---------- Extracted data ----------
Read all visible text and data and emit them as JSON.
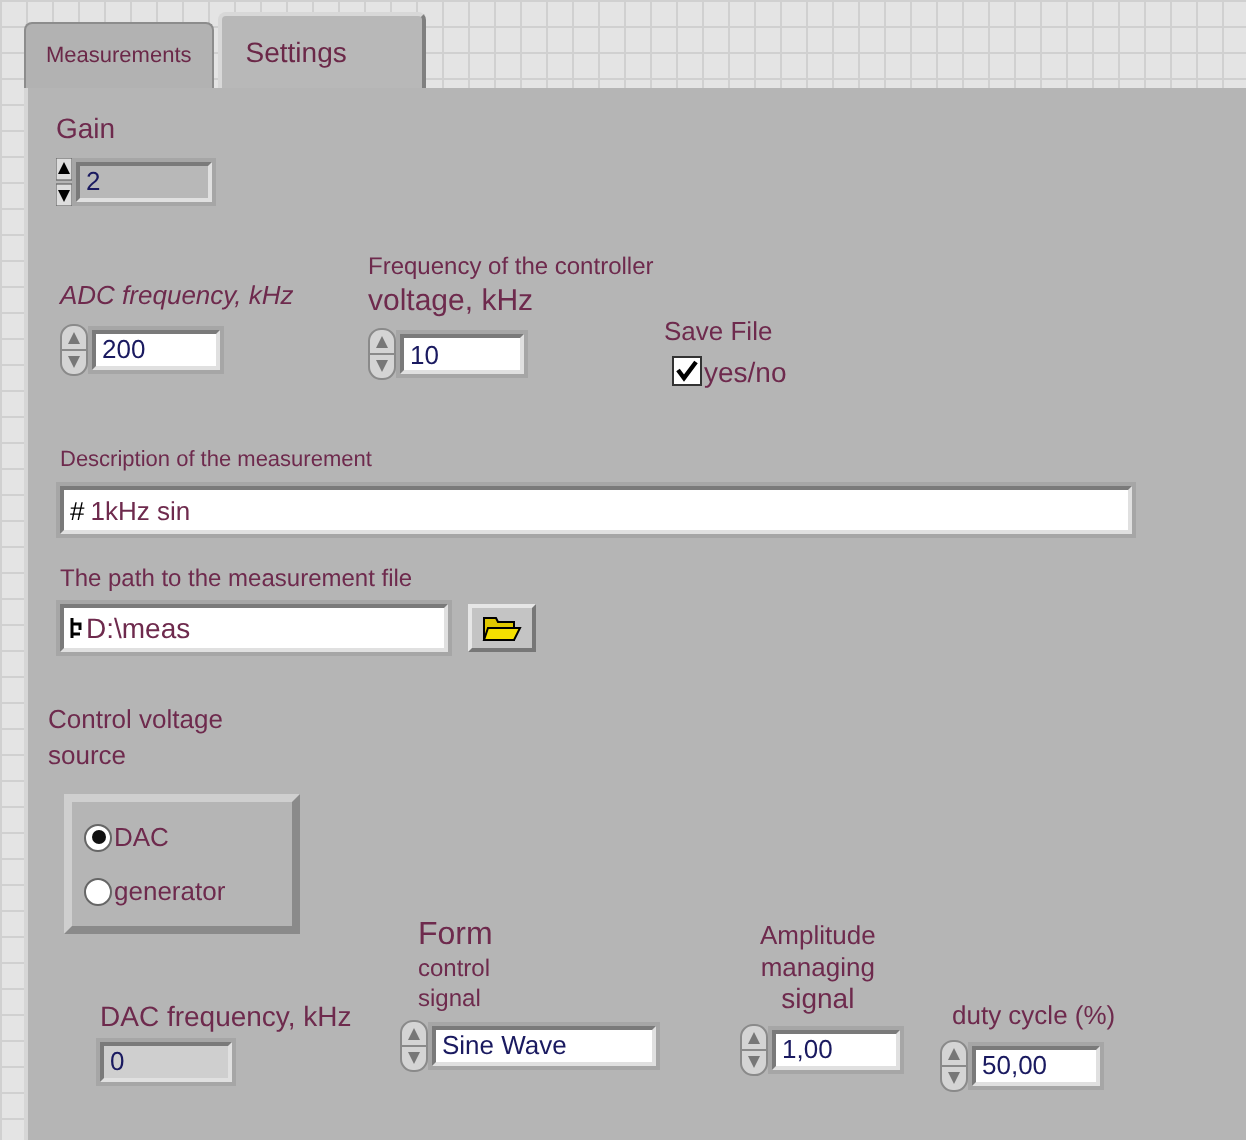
{
  "tabs": [
    {
      "label": "Measurements",
      "selected": false
    },
    {
      "label": "Settings",
      "selected": true
    }
  ],
  "gain": {
    "label": "Gain",
    "value": "2"
  },
  "adc_frequency": {
    "label": "ADC frequency, kHz",
    "value": "200"
  },
  "controller_frequency": {
    "label_lines": [
      "Frequency of the controller",
      "voltage, kHz"
    ],
    "value": "10"
  },
  "save_file": {
    "label": "Save File",
    "option": "yes/no",
    "checked": true
  },
  "description": {
    "label": "Description of the measurement",
    "prefix": "#",
    "value": "1kHz sin"
  },
  "path": {
    "label": "The path to the measurement file",
    "value": "D:\\meas"
  },
  "control_voltage_source": {
    "label_lines": [
      "Control voltage",
      "source"
    ],
    "options": [
      {
        "label": "DAC",
        "selected": true
      },
      {
        "label": "generator",
        "selected": false
      }
    ]
  },
  "dac_frequency": {
    "label": "DAC frequency, kHz",
    "value": "0"
  },
  "form": {
    "label_lines": [
      "Form",
      "control",
      "signal"
    ],
    "value": "Sine Wave"
  },
  "amplitude": {
    "label_lines": [
      "Amplitude",
      "managing",
      "signal"
    ],
    "value": "1,00"
  },
  "duty_cycle": {
    "label": "duty cycle (%)",
    "value": "50,00"
  }
}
----------
Instruction →
Exactly reproduce the entries above, minus the pictures.

Finished answer →
Read all visible text and data and emit them as JSON.
{
  "tabs": [
    {
      "label": "Measurements",
      "selected": false
    },
    {
      "label": "Settings",
      "selected": true
    }
  ],
  "gain": {
    "label": "Gain",
    "value": "2"
  },
  "adc_frequency": {
    "label": "ADC frequency, kHz",
    "value": "200"
  },
  "controller_frequency": {
    "label_lines": [
      "Frequency of the controller",
      "voltage, kHz"
    ],
    "value": "10"
  },
  "save_file": {
    "label": "Save File",
    "option": "yes/no",
    "checked": true
  },
  "description": {
    "label": "Description of the measurement",
    "prefix": "#",
    "value": "1kHz sin"
  },
  "path": {
    "label": "The path to the measurement file",
    "value": "D:\\meas"
  },
  "control_voltage_source": {
    "label_lines": [
      "Control voltage",
      "source"
    ],
    "options": [
      {
        "label": "DAC",
        "selected": true
      },
      {
        "label": "generator",
        "selected": false
      }
    ]
  },
  "dac_frequency": {
    "label": "DAC frequency, kHz",
    "value": "0"
  },
  "form": {
    "label_lines": [
      "Form",
      "control",
      "signal"
    ],
    "value": "Sine Wave"
  },
  "amplitude": {
    "label_lines": [
      "Amplitude",
      "managing",
      "signal"
    ],
    "value": "1,00"
  },
  "duty_cycle": {
    "label": "duty cycle (%)",
    "value": "50,00"
  }
}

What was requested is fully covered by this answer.